▸ **STATED EXERCISE**: Every line from the one with "Decode this image" through the end of the entries below should be written out exactly; the pictures should not.

▸ **DATA LINES**:
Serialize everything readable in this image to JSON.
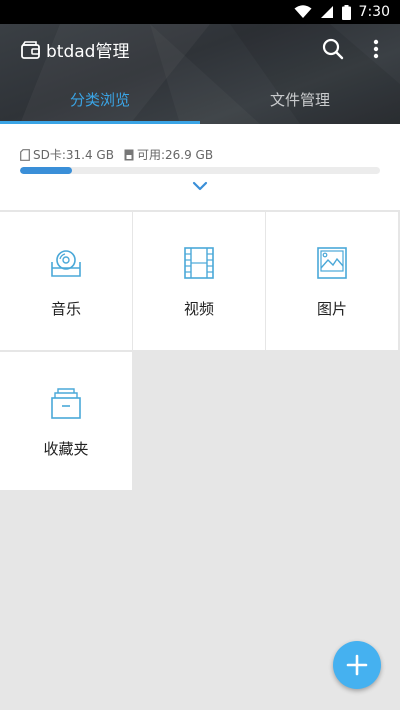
{
  "status_bar": {
    "time": "7:30"
  },
  "app": {
    "title": "btdad管理",
    "accent_color": "#3aa4e5"
  },
  "toolbar": {
    "search_icon": "search-icon",
    "more_icon": "more-vert-icon"
  },
  "tabs": [
    {
      "label": "分类浏览",
      "active": true
    },
    {
      "label": "文件管理",
      "active": false
    }
  ],
  "storage": {
    "sd_label": "SD卡:31.4 GB",
    "available_label": "可用:26.9 GB",
    "used_fraction": 0.145
  },
  "categories": [
    {
      "label": "音乐",
      "icon": "music-disc-icon"
    },
    {
      "label": "视频",
      "icon": "film-icon"
    },
    {
      "label": "图片",
      "icon": "picture-icon"
    },
    {
      "label": "收藏夹",
      "icon": "favorites-box-icon"
    }
  ],
  "fab": {
    "icon": "plus-icon"
  }
}
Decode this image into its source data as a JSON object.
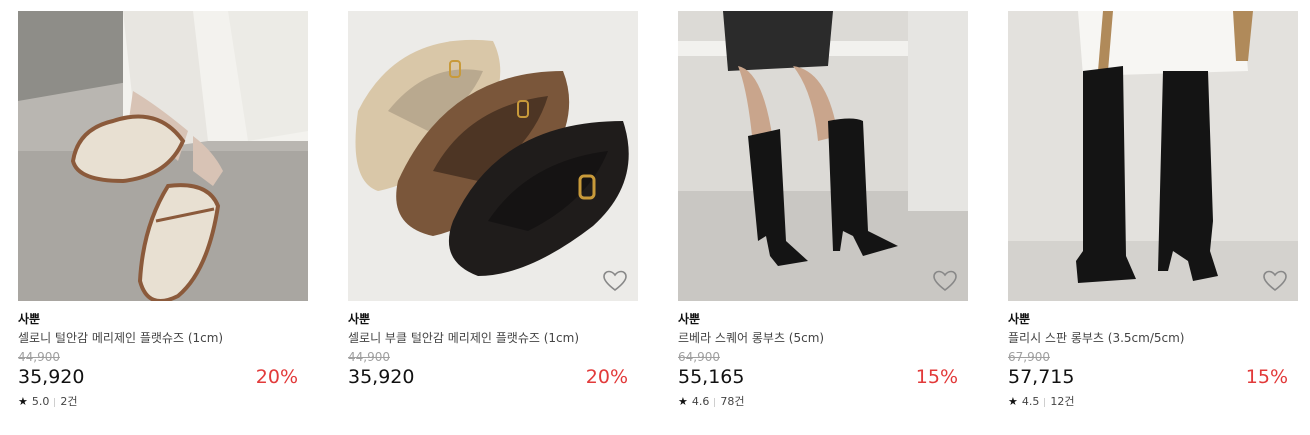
{
  "products": [
    {
      "brand": "사뿐",
      "title": "셀로니 털안감 메리제인 플랫슈즈 (1cm)",
      "original_price": "44,900",
      "price": "35,920",
      "discount": "20%",
      "rating": "5.0",
      "reviews": "2건"
    },
    {
      "brand": "사뿐",
      "title": "셀로니 부클 털안감 메리제인 플랫슈즈 (1cm)",
      "original_price": "44,900",
      "price": "35,920",
      "discount": "20%"
    },
    {
      "brand": "사뿐",
      "title": "르베라 스퀘어 롱부츠 (5cm)",
      "original_price": "64,900",
      "price": "55,165",
      "discount": "15%",
      "rating": "4.6",
      "reviews": "78건"
    },
    {
      "brand": "사뿐",
      "title": "플리시 스판 롱부츠 (3.5cm/5cm)",
      "original_price": "67,900",
      "price": "57,715",
      "discount": "15%",
      "rating": "4.5",
      "reviews": "12건"
    }
  ],
  "colors": {
    "discount": "#e23a3a",
    "strikethrough": "#a0a0a0"
  },
  "icons": {
    "wishlist": "heart-outline-icon",
    "rating": "star-icon"
  }
}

▸ **RESPONSE TO THE TASK**:
Decode this image into its source data as a JSON object.
{
  "products": [
    {
      "brand": "사뿐",
      "title": "셀로니 털안감 메리제인 플랫슈즈 (1cm)",
      "original_price": "44,900",
      "price": "35,920",
      "discount": "20%",
      "rating": "5.0",
      "reviews": "2건"
    },
    {
      "brand": "사뿐",
      "title": "셀로니 부클 털안감 메리제인 플랫슈즈 (1cm)",
      "original_price": "44,900",
      "price": "35,920",
      "discount": "20%"
    },
    {
      "brand": "사뿐",
      "title": "르베라 스퀘어 롱부츠 (5cm)",
      "original_price": "64,900",
      "price": "55,165",
      "discount": "15%",
      "rating": "4.6",
      "reviews": "78건"
    },
    {
      "brand": "사뿐",
      "title": "플리시 스판 롱부츠 (3.5cm/5cm)",
      "original_price": "67,900",
      "price": "57,715",
      "discount": "15%",
      "rating": "4.5",
      "reviews": "12건"
    }
  ],
  "colors": {
    "discount": "#e23a3a",
    "strikethrough": "#a0a0a0"
  },
  "icons": {
    "wishlist": "heart-outline-icon",
    "rating": "star-icon"
  }
}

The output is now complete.